## [Your objective]
In the text on voter intention polls, write out the part that opens with the words containing "For those of you interested" and closes with "in Liberal seats).", substituting "Ipsos" for "YouGov".

## [Selected text]

◇ ◇ ◇

For those of you interested in voter intention polls, the latest results from YouGov for the Sunday Times are as follows: Con: 33%; Lab: 39; UKIP: 12%; Lib Dem: 10%. Since this website launched last month, we have been tweeting the daily polling results on most evenings. These results have barely moved during that time.
But beneath those headline figures lies a whole host of more detailed, and rather more interesting results: voting intention by region (we’re doing best in the South excluding London at 15%; worst in Scotland at 2%); voting intention by 2010 vote (84% of Labour voters in 2010 intend to vote Labour again, versus just 39% of Liberal Democrat supports who would still vote Lib Dem – good news for those of you campaigning in Liberal seats).
And by age. In the poll taken over 14th & 15th November (ie last Thursday and Friday), only 4% of those in the 18-24% age bracket were thinking of voting UKIP, rising steadily to 15% of those aged 60+.
Voting intention / age |
18-24 |
25-39 |
40-59 |
60+ |
Conservative |
33 |
24 |
32 |
40 |
Labour |
32 |
45 |
44 |
31 |
Liberal Democrat |
23 |
13 |
6 |
9 |
UKIP |
4 |
10 |
13 |
15 |
Would not vote |
20 |
10 |
6 |
3 |
Don’t know |
16 |
15 |
13 |
17 |
It is clear from these figures that if we want to advance in the polls and to secure wins at the ballot box, we must reach out to younger voters. And whilst it is also true that the largest percentage of non-voters are in that age bracket, it’s also true that four out of five 18-24 year olds intend to cast a vote.
Our headline policy, EU immigration, directly affects young voters. How many times have our leaders spoken on television, in newspaper interviews and during speeches, about the 1,000,000 British youngsters who are out of work thanks to an influx of unskilled immigration from across the Union? How many times has that mention of young people been in the abstract – talking about young people rather that to them?

◇ ◇ ◇

## [Element and region data]
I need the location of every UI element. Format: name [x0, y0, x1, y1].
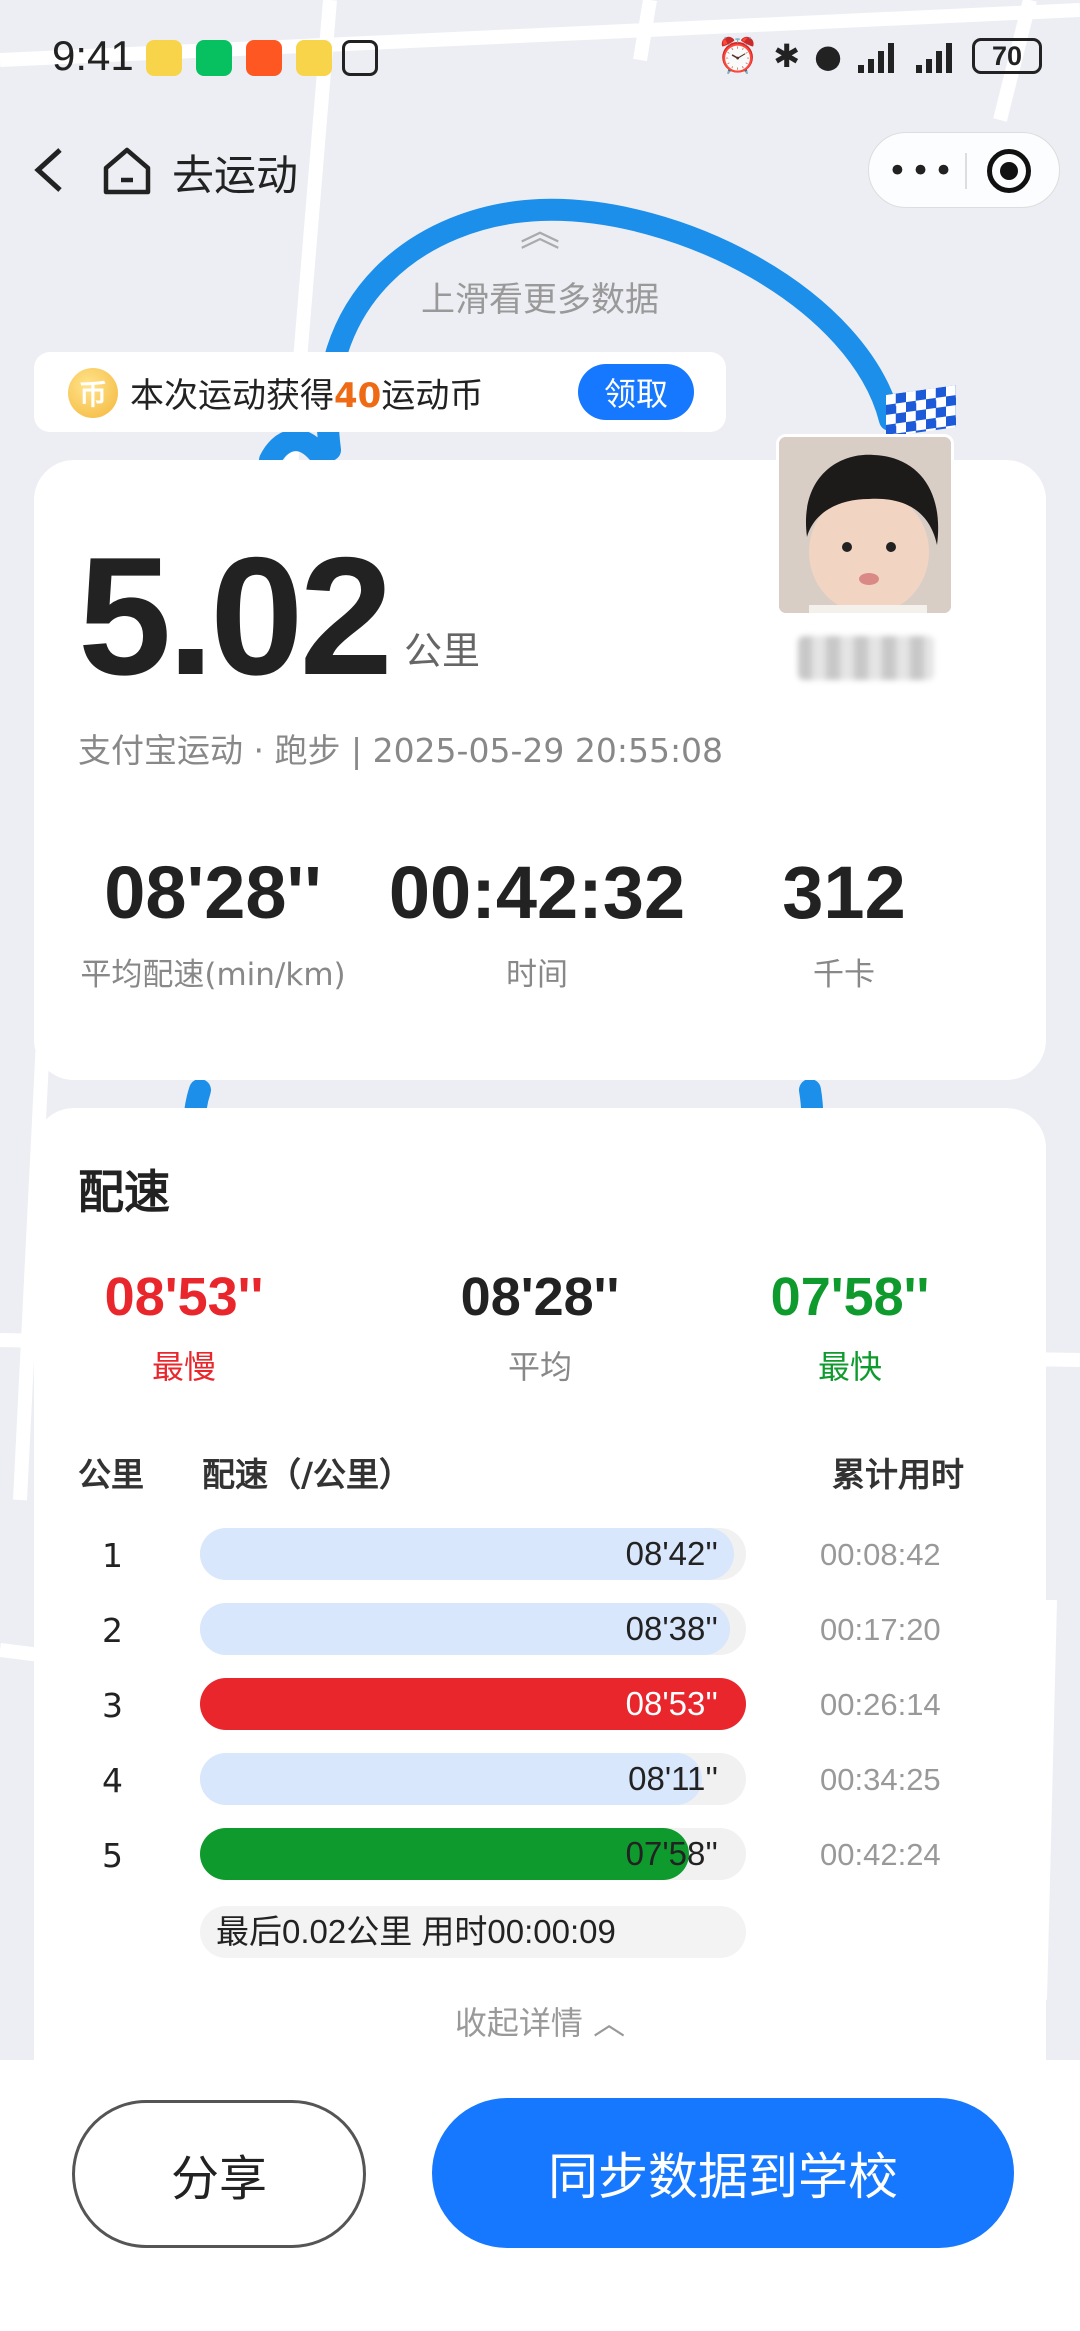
pace-section-title: 配速 [78, 1165, 170, 1219]
collapse-details-button[interactable]: 收起详情 ︿ [34, 1998, 1046, 2044]
swipe-hint-text: 上滑看更多数据 [421, 280, 659, 320]
distance-value: 5.02 [78, 522, 393, 710]
stat-calories: 312 千卡 [782, 851, 906, 993]
more-options-button[interactable]: ••• [887, 133, 957, 209]
bluetooth-icon: ✱ [773, 37, 801, 75]
wechat-icon [196, 40, 232, 76]
split-pace-bar: 07'58'' [200, 1828, 746, 1880]
signal-icon [916, 43, 952, 73]
split-pace-label: 08'42'' [625, 1535, 718, 1572]
mini-program-capsule: ••• [868, 132, 1060, 208]
location-icon: ● [814, 37, 842, 75]
split-pace-fill [200, 1753, 703, 1805]
split-cumulative-time: 00:17:20 [820, 1612, 941, 1647]
pace-fastest: 07'58'' 最快 [770, 1267, 930, 1386]
reward-amount: 40 [334, 376, 382, 416]
avatar[interactable] [776, 434, 954, 616]
split-pace-label: 07'58'' [625, 1835, 718, 1872]
page-title: 去运动 [172, 151, 299, 200]
split-pace-label: 08'11'' [628, 1760, 718, 1797]
nfc-icon [342, 40, 378, 76]
swipe-up-hint[interactable]: ︽ 上滑看更多数据 [0, 212, 1080, 321]
back-arrow-icon[interactable] [26, 142, 74, 198]
split-km: 2 [102, 1611, 123, 1650]
double-chevron-up-icon: ︽ [520, 209, 560, 255]
claim-button[interactable]: 领取 [578, 364, 694, 420]
split-cumulative-time: 00:34:25 [820, 1762, 941, 1797]
split-pace-label: 08'53'' [625, 1685, 718, 1722]
coin-icon: 币 [68, 368, 118, 418]
close-program-icon[interactable] [987, 149, 1031, 193]
header-pace: 配速（/公里） [202, 1455, 413, 1494]
split-pace-bar: 08'42'' [200, 1528, 746, 1580]
signal-icon [858, 43, 894, 73]
split-km: 3 [102, 1686, 123, 1725]
taobao-icon [246, 40, 282, 76]
split-pace-fill [200, 1828, 690, 1880]
split-km: 1 [102, 1536, 123, 1575]
split-cumulative-time: 00:42:24 [820, 1837, 941, 1872]
weibo-icon [146, 40, 182, 76]
split-cumulative-time: 00:26:14 [820, 1687, 941, 1722]
split-pace-bar: 08'38'' [200, 1603, 746, 1655]
bottom-action-bar: 分享 同步数据到学校 [0, 2060, 1080, 2331]
status-time: 9:41 [52, 32, 134, 79]
distance-unit: 公里 [404, 629, 481, 673]
reward-text: 本次运动获得40运动币 [130, 376, 484, 416]
battery-indicator: 70 [972, 38, 1042, 74]
header-cumulative: 累计用时 [832, 1455, 964, 1494]
stat-avg-pace: 08'28'' 平均配速(min/km) [80, 851, 346, 993]
sync-to-school-button[interactable]: 同步数据到学校 [432, 2098, 1014, 2248]
weibo-icon [296, 40, 332, 76]
pace-card: 配速 08'53'' 最慢 08'28'' 平均 07'58'' 最快 公里 配… [34, 1108, 1046, 2108]
blurred-username [798, 636, 934, 680]
home-icon[interactable] [100, 144, 154, 196]
run-meta: 支付宝运动 · 跑步 | 2025-05-29 20:55:08 [78, 731, 724, 770]
pace-average: 08'28'' 平均 [460, 1267, 620, 1386]
pace-slowest: 08'53'' 最慢 [104, 1267, 264, 1386]
status-bar: 9:41 ⏰ ✱ ● 70 [0, 0, 1080, 120]
alarm-icon: ⏰ [716, 36, 760, 76]
capsule-divider [965, 153, 967, 189]
status-right-icons: ⏰ ✱ ● 70 [717, 36, 1042, 76]
split-pace-bar: 08'11'' [200, 1753, 746, 1805]
split-km: 5 [102, 1836, 123, 1875]
reward-banner: 币 本次运动获得40运动币 领取 [34, 352, 726, 432]
split-pace-bar: 08'53'' [200, 1678, 746, 1730]
stat-duration: 00:42:32 时间 [388, 851, 686, 993]
share-button[interactable]: 分享 [72, 2100, 366, 2248]
split-km: 4 [102, 1761, 123, 1800]
split-pace-label: 08'38'' [625, 1610, 718, 1647]
navigation-bar: 去运动 ••• [0, 120, 1080, 220]
last-segment-note: 最后0.02公里 用时00:00:09 [200, 1906, 746, 1958]
header-km: 公里 [78, 1455, 144, 1494]
split-cumulative-time: 00:08:42 [820, 1537, 941, 1572]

◇ ◇ ◇

## [Task solution]
For those of you interested in voter intention polls, the latest results from Ipsos for the Sunday Times are as follows: Con: 33%; Lab: 39; UKIP: 12%; Lib Dem: 10%. Since this website launched last month, we have been tweeting the daily polling results on most evenings. These results have barely moved during that time.
But beneath those headline figures lies a whole host of more detailed, and rather more interesting results: voting intention by region (we’re doing best in the South excluding London at 15%; worst in Scotland at 2%); voting intention by 2010 vote (84% of Labour voters in 2010 intend to vote Labour again, versus just 39% of Liberal Democrat supports who would still vote Lib Dem – good news for those of you campaigning in Liberal seats).